Copy out the listing in full, exactly as written, but not its pictures.

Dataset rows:
———

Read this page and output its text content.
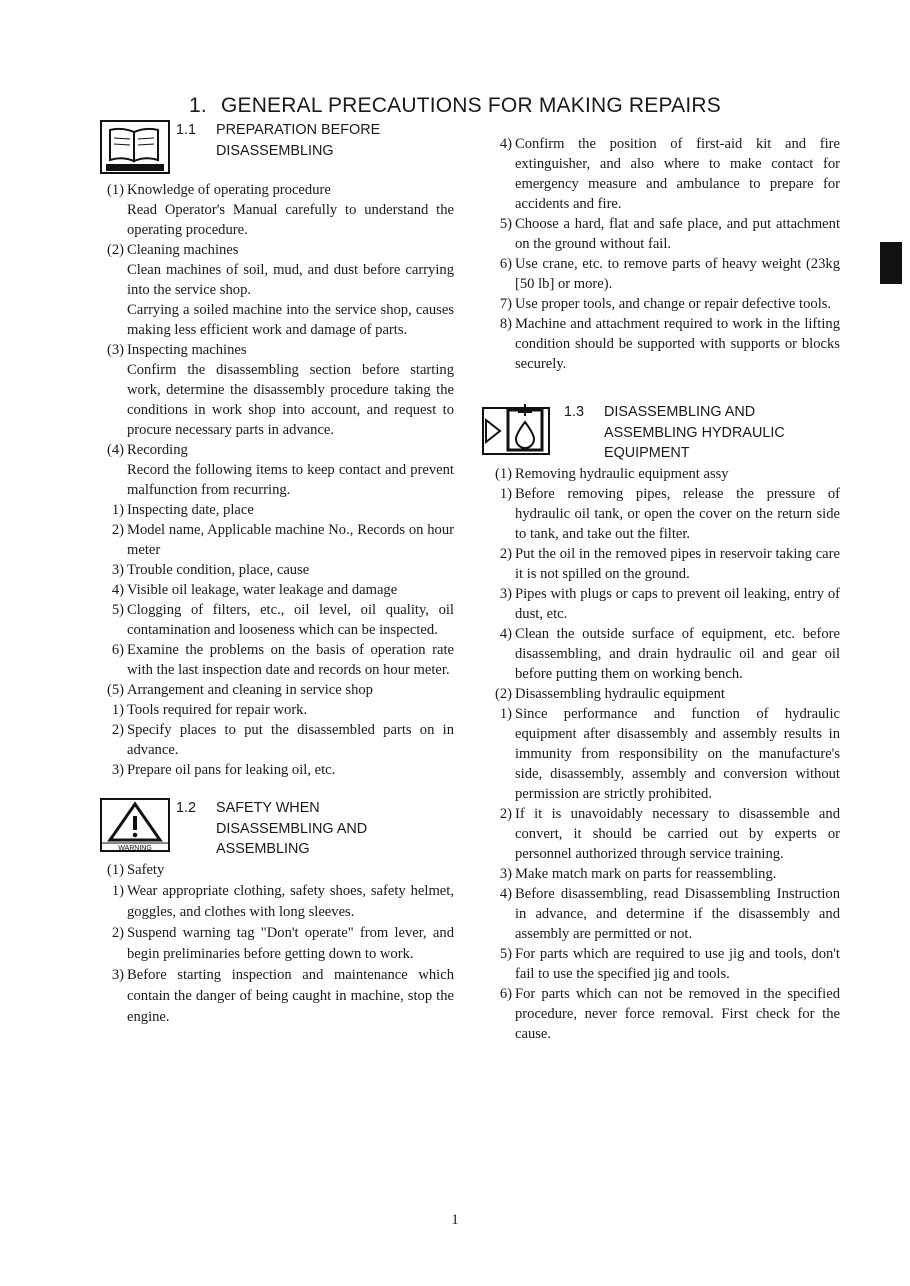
1. GENERAL PRECAUTIONS FOR MAKING REPAIRS
1.1 PREPARATION BEFORE
DISASSEMBLING
(1) Knowledge of operating procedure
Read Operator's Manual carefully to understand the operating procedure.
(2) Cleaning machines
Clean machines of soil, mud, and dust before carrying into the service shop.
Carrying a soiled machine into the service shop, causes making less efficient work and damage of parts.
(3) Inspecting machines
Confirm the disassembling section before starting work, determine the disassembly procedure taking the conditions in work shop into account, and request to procure necessary parts in advance.
(4) Recording
Record the following items to keep contact and prevent malfunction from recurring.
1) Inspecting date, place
2) Model name, Applicable machine No., Records on hour meter
3) Trouble condition, place, cause
4) Visible oil leakage, water leakage and damage
5) Clogging of filters, etc., oil level, oil quality, oil contamination and looseness which can be inspected.
6) Examine the problems on the basis of operation rate with the last inspection date and records on hour meter.
(5) Arrangement and cleaning in service shop
1) Tools required for repair work.
2) Specify places to put the disassembled parts on in advance.
3) Prepare oil pans for leaking oil, etc.
WARNING
1.2 SAFETY WHEN
DISASSEMBLING AND
ASSEMBLING
(1) Safety
1) Wear appropriate clothing, safety shoes, safety helmet, goggles, and clothes with long sleeves.
2) Suspend warning tag "Don't operate" from lever, and begin preliminaries before getting down to work.
3) Before starting inspection and maintenance which contain the danger of being caught in machine, stop the engine.
4) Confirm the position of first-aid kit and fire extinguisher, and also where to make contact for emergency measure and ambulance to prepare for accidents and fire.
5) Choose a hard, flat and safe place, and put attachment on the ground without fail.
6) Use crane, etc. to remove parts of heavy weight (23kg [50 lb] or more).
7) Use proper tools, and change or repair defective tools.
8) Machine and attachment required to work in the lifting condition should be supported with supports or blocks securely.
1.3 DISASSEMBLING AND
ASSEMBLING HYDRAULIC
EQUIPMENT
(1) Removing hydraulic equipment assy
1) Before removing pipes, release the pressure of hydraulic oil tank, or open the cover on the return side to tank, and take out the filter.
2) Put the oil in the removed pipes in reservoir taking care it is not spilled on the ground.
3) Pipes with plugs or caps to prevent oil leaking, entry of dust, etc.
4) Clean the outside surface of equipment, etc. before disassembling, and drain hydraulic oil and gear oil before putting them on working bench.
(2) Disassembling hydraulic equipment
1) Since performance and function of hydraulic equipment after disassembly and assembly results in immunity from responsibility on the manufacture's side, disassembly, assembly and conversion without permission are strictly prohibited.
2) If it is unavoidably necessary to disassemble and convert, it should be carried out by experts or personnel authorized through service training.
3) Make match mark on parts for reassembling.
4) Before disassembling, read Disassembling Instruction in advance, and determine if the disassembly and assembly are permitted or not.
5) For parts which are required to use jig and tools, don't fail to use the specified jig and tools.
6) For parts which can not be removed in the specified procedure, never force removal. First check for the cause.
1
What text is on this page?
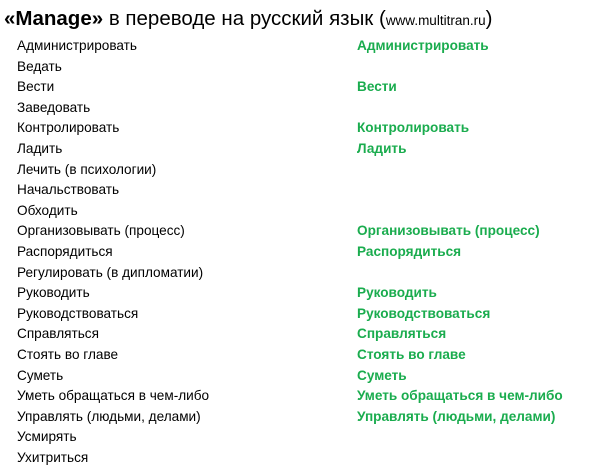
«Manage» в переводе на русский язык (www.multitran.ru)
Администрировать	Администрировать
Ведать
Вести	Вести
Заведовать
Контролировать	Контролировать
Ладить	Ладить
Лечить (в психологии)
Начальствовать
Обходить
Организовывать (процесс)	Организовывать (процесс)
Распорядиться	Распорядиться
Регулировать (в дипломатии)
Руководить	Руководить
Руководствоваться	Руководствоваться
Справляться	Справляться
Стоять во главе	Стоять во главе
Суметь	Суметь
Уметь обращаться в чем-либо	Уметь обращаться в чем-либо
Управлять (людьми, делами)	Управлять (людьми, делами)
Усмирять
Ухитриться
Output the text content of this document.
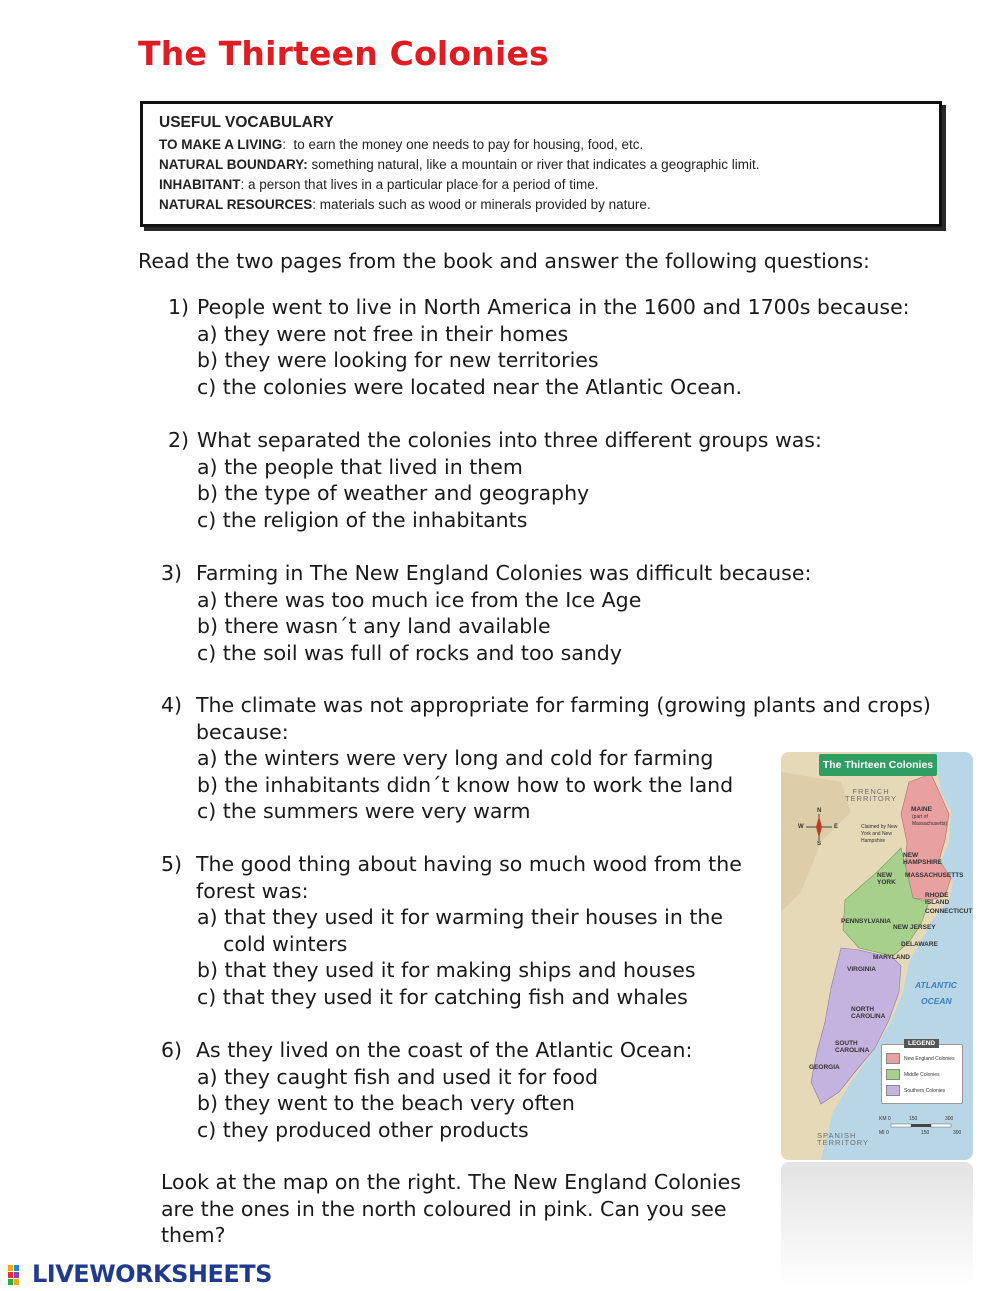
The Thirteen Colonies
USEFUL VOCABULARY
TO MAKE A LIVING:  to earn the money one needs to pay for housing, food, etc.
NATURAL BOUNDARY: something natural, like a mountain or river that indicates a geographic limit.
INHABITANT: a person that lives in a particular place for a period of time.
NATURAL RESOURCES: materials such as wood or minerals provided by nature.
Read the two pages from the book and answer the following questions:
1) People went to live in North America in the 1600 and 1700s because:
a) they were not free in their homes
b) they were looking for new territories
c) the colonies were located near the Atlantic Ocean.
2) What separated the colonies into three different groups was:
a) the people that lived in them
b) the type of weather and geography
c) the religion of the inhabitants
3) Farming in The New England Colonies was difficult because:
a) there was too much ice from the Ice Age
b) there wasn´t any land available
c) the soil was full of rocks and too sandy
4) The climate was not appropriate for farming (growing plants and crops)
because:
a) the winters were very long and cold for farming
b) the inhabitants didn´t know how to work the land
c) the summers were very warm
5) The good thing about having so much wood from the
forest was:
a) that they used it for warming their houses in the
cold winters
b) that they used it for making ships and houses
c) that they used it for catching fish and whales
6) As they lived on the coast of the Atlantic Ocean:
a) they caught fish and used it for food
b) they went to the beach very often
c) they produced other products
Look at the map on the right. The New England Colonies
are the ones in the north coloured in pink. Can you see
them?
The Thirteen Colonies
FRENCH TERRITORY
MAINE
(part of Massachusetts)
Claimed by New York and New Hampshire
NEW HAMPSHIRE
MASSACHUSETTS
NEW YORK
RHODE ISLAND
CONNECTICUT
PENNSYLVANIA
NEW JERSEY
DELAWARE
MARYLAND
VIRGINIA
NORTH CAROLINA
SOUTH CAROLINA
GEORGIA
ATLANTIC
OCEAN
SPANISH TERRITORY
N
S
E
W
LEGEND
New England Colonies
Middle Colonies
Southern Colonies
KM 0	150	300
MI 0	150	300
LIVEWORKSHEETS
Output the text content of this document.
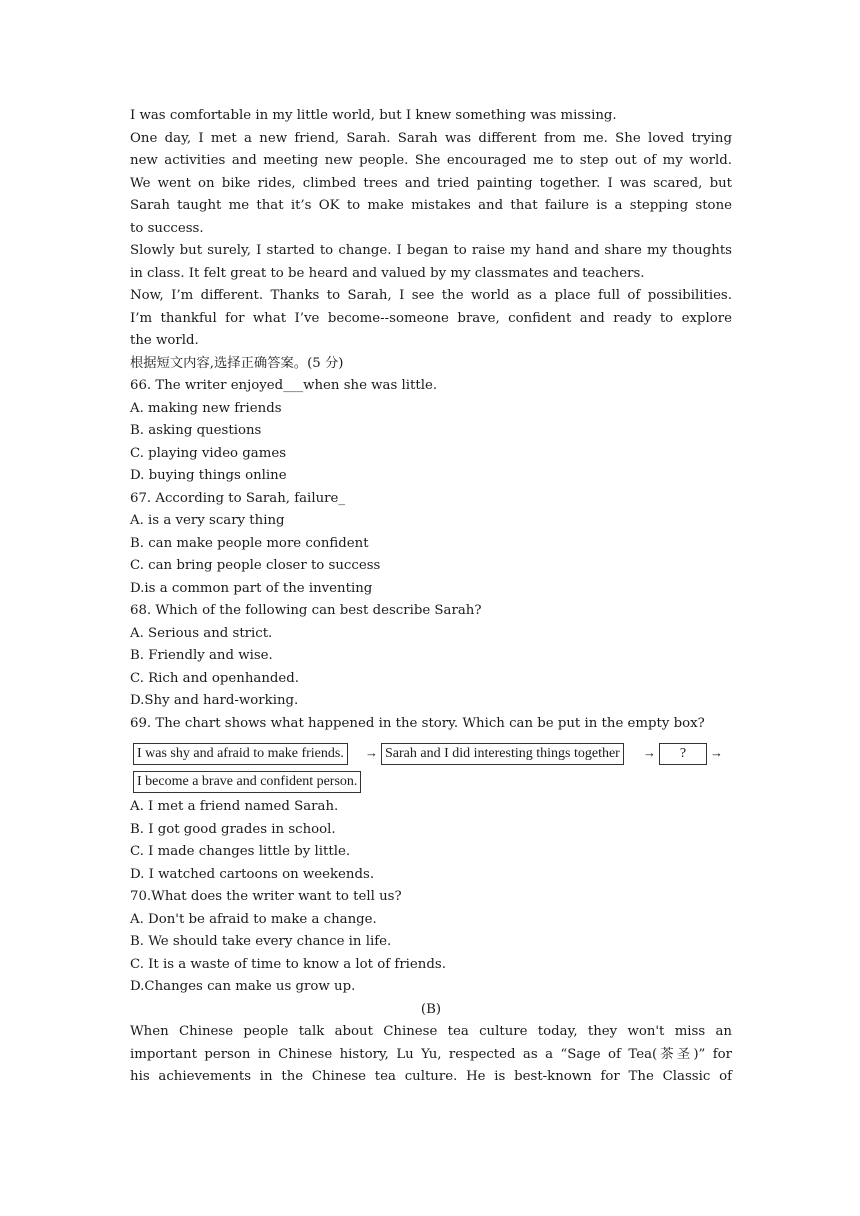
I was comfortable in my little world, but I knew something was missing.
One day, I met a new friend, Sarah. Sarah was different from me. She loved trying
new activities and meeting new people. She encouraged me to step out of my world.
We went on bike rides, climbed trees and tried painting together. I was scared, but
Sarah taught me that it’s OK to make mistakes and that failure is a stepping stone
to success.
Slowly but surely, I started to change. I began to raise my hand and share my thoughts
in class. It felt great to be heard and valued by my classmates and teachers.
Now, I’m different. Thanks to Sarah, I see the world as a place full of possibilities.
I’m thankful for what I’ve become--someone brave, confident and ready to explore
the world.
根据短文内容,选择正确答案。(5 分)
66. The writer enjoyed___when she was little.
A. making new friends
B. asking questions
C. playing video games
D. buying things online
67. According to Sarah, failure_
A. is a very scary thing
B. can make people more confident
C. can bring people closer to success
D.is a common part of the inventing
68. Which of the following can best describe Sarah?
A. Serious and strict.
B. Friendly and wise.
C. Rich and openhanded.
D.Shy and hard-working.
69. The chart shows what happened in the story. Which can be put in the empty box?
I was shy and afraid to make friends.	→ Sarah and I did interesting things together	→	?	→
I become a brave and confident person.
A. I met a friend named Sarah.
B. I got good grades in school.
C. I made changes little by little.
D. I watched cartoons on weekends.
70.What does the writer want to tell us?
A. Don't be afraid to make a change.
B. We should take every chance in life.
C. It is a waste of time to know a lot of friends.
D.Changes can make us grow up.
(B)
When Chinese people talk about Chinese tea culture today, they won't miss an
important person in Chinese history, Lu Yu, respected as a “Sage of Tea(茶圣)” for
his achievements in the Chinese tea culture. He is best-known for The Classic of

———

#### EXPECTED OUTPUT
Read this page and output its text content.
1. GENERAL PRECAUTIONS FOR MAKING REPAIRS
1.1 PREPARATION BEFORE
DISASSEMBLING
(1) Knowledge of operating procedure
Read Operator's Manual carefully to understand the operating procedure.
(2) Cleaning machines
Clean machines of soil, mud, and dust before carrying into the service shop.
Carrying a soiled machine into the service shop, causes making less efficient work and damage of parts.
(3) Inspecting machines
Confirm the disassembling section before starting work, determine the disassembly procedure taking the conditions in work shop into account, and request to procure necessary parts in advance.
(4) Recording
Record the following items to keep contact and prevent malfunction from recurring.
1) Inspecting date, place
2) Model name, Applicable machine No., Records on hour meter
3) Trouble condition, place, cause
4) Visible oil leakage, water leakage and damage
5) Clogging of filters, etc., oil level, oil quality, oil contamination and looseness which can be inspected.
6) Examine the problems on the basis of operation rate with the last inspection date and records on hour meter.
(5) Arrangement and cleaning in service shop
1) Tools required for repair work.
2) Specify places to put the disassembled parts on in advance.
3) Prepare oil pans for leaking oil, etc.
WARNING
1.2 SAFETY WHEN
DISASSEMBLING AND
ASSEMBLING
(1) Safety
1) Wear appropriate clothing, safety shoes, safety helmet, goggles, and clothes with long sleeves.
2) Suspend warning tag "Don't operate" from lever, and begin preliminaries before getting down to work.
3) Before starting inspection and maintenance which contain the danger of being caught in machine, stop the engine.
4) Confirm the position of first-aid kit and fire extinguisher, and also where to make contact for emergency measure and ambulance to prepare for accidents and fire.
5) Choose a hard, flat and safe place, and put attachment on the ground without fail.
6) Use crane, etc. to remove parts of heavy weight (23kg [50 lb] or more).
7) Use proper tools, and change or repair defective tools.
8) Machine and attachment required to work in the lifting condition should be supported with supports or blocks securely.
1.3 DISASSEMBLING AND
ASSEMBLING HYDRAULIC
EQUIPMENT
(1) Removing hydraulic equipment assy
1) Before removing pipes, release the pressure of hydraulic oil tank, or open the cover on the return side to tank, and take out the filter.
2) Put the oil in the removed pipes in reservoir taking care it is not spilled on the ground.
3) Pipes with plugs or caps to prevent oil leaking, entry of dust, etc.
4) Clean the outside surface of equipment, etc. before disassembling, and drain hydraulic oil and gear oil before putting them on working bench.
(2) Disassembling hydraulic equipment
1) Since performance and function of hydraulic equipment after disassembly and assembly results in immunity from responsibility on the manufacture's side, disassembly, assembly and conversion without permission are strictly prohibited.
2) If it is unavoidably necessary to disassemble and convert, it should be carried out by experts or personnel authorized through service training.
3) Make match mark on parts for reassembling.
4) Before disassembling, read Disassembling Instruction in advance, and determine if the disassembly and assembly are permitted or not.
5) For parts which are required to use jig and tools, don't fail to use the specified jig and tools.
6) For parts which can not be removed in the specified procedure, never force removal. First check for the cause.
1
What text is on this page?
«Manage» в переводе на русский язык (www.multitran.ru)
Администрировать	Администрировать
Ведать
Вести	Вести
Заведовать
Контролировать	Контролировать
Ладить	Ладить
Лечить (в психологии)
Начальствовать
Обходить
Организовывать (процесс)	Организовывать (процесс)
Распорядиться	Распорядиться
Регулировать (в дипломатии)
Руководить	Руководить
Руководствоваться	Руководствоваться
Справляться	Справляться
Стоять во главе	Стоять во главе
Суметь	Суметь
Уметь обращаться в чем-либо	Уметь обращаться в чем-либо
Управлять (людьми, делами)	Управлять (людьми, делами)
Усмирять
Ухитриться
Output the text content of this document.
The Thirteen Colonies
USEFUL VOCABULARY
TO MAKE A LIVING:  to earn the money one needs to pay for housing, food, etc.
NATURAL BOUNDARY: something natural, like a mountain or river that indicates a geographic limit.
INHABITANT: a person that lives in a particular place for a period of time.
NATURAL RESOURCES: materials such as wood or minerals provided by nature.
Read the two pages from the book and answer the following questions:
1) People went to live in North America in the 1600 and 1700s because:
a) they were not free in their homes
b) they were looking for new territories
c) the colonies were located near the Atlantic Ocean.
2) What separated the colonies into three different groups was:
a) the people that lived in them
b) the type of weather and geography
c) the religion of the inhabitants
3) Farming in The New England Colonies was difficult because:
a) there was too much ice from the Ice Age
b) there wasn´t any land available
c) the soil was full of rocks and too sandy
4) The climate was not appropriate for farming (growing plants and crops)
because:
a) the winters were very long and cold for farming
b) the inhabitants didn´t know how to work the land
c) the summers were very warm
5) The good thing about having so much wood from the
forest was:
a) that they used it for warming their houses in the
cold winters
b) that they used it for making ships and houses
c) that they used it for catching fish and whales
6) As they lived on the coast of the Atlantic Ocean:
a) they caught fish and used it for food
b) they went to the beach very often
c) they produced other products
Look at the map on the right. The New England Colonies
are the ones in the north coloured in pink. Can you see
them?
The Thirteen Colonies
FRENCH TERRITORY
MAINE
(part of Massachusetts)
Claimed by New York and New Hampshire
NEW HAMPSHIRE
MASSACHUSETTS
NEW YORK
RHODE ISLAND
CONNECTICUT
PENNSYLVANIA
NEW JERSEY
DELAWARE
MARYLAND
VIRGINIA
NORTH CAROLINA
SOUTH CAROLINA
GEORGIA
ATLANTIC
OCEAN
SPANISH TERRITORY
N
S
E
W
LEGEND
New England Colonies
Middle Colonies
Southern Colonies
KM 0	150	300
MI 0	150	300
LIVEWORKSHEETS
Output the text content of this document.
I was comfortable in my little world, but I knew something was missing.
One day, I met a new friend, Sarah. Sarah was different from me. She loved trying
new activities and meeting new people. She encouraged me to step out of my world.
We went on bike rides, climbed trees and tried painting together. I was scared, but
Sarah taught me that it’s OK to make mistakes and that failure is a stepping stone
to success.
Slowly but surely, I started to change. I began to raise my hand and share my thoughts
in class. It felt great to be heard and valued by my classmates and teachers.
Now, I’m different. Thanks to Sarah, I see the world as a place full of possibilities.
I’m thankful for what I’ve become--someone brave, confident and ready to explore
the world.
根据短文内容,选择正确答案。(5 分)
66. The writer enjoyed___when she was little.
A. making new friends
B. asking questions
C. playing video games
D. buying things online
67. According to Sarah, failure_
A. is a very scary thing
B. can make people more confident
C. can bring people closer to success
D.is a common part of the inventing
68. Which of the following can best describe Sarah?
A. Serious and strict.
B. Friendly and wise.
C. Rich and openhanded.
D.Shy and hard-working.
69. The chart shows what happened in the story. Which can be put in the empty box?
I was shy and afraid to make friends.	→ Sarah and I did interesting things together	→	?	→
I become a brave and confident person.
A. I met a friend named Sarah.
B. I got good grades in school.
C. I made changes little by little.
D. I watched cartoons on weekends.
70.What does the writer want to tell us?
A. Don't be afraid to make a change.
B. We should take every chance in life.
C. It is a waste of time to know a lot of friends.
D.Changes can make us grow up.
(B)
When Chinese people talk about Chinese tea culture today, they won't miss an
important person in Chinese history, Lu Yu, respected as a “Sage of Tea(茶圣)” for
his achievements in the Chinese tea culture. He is best-known for The Classic of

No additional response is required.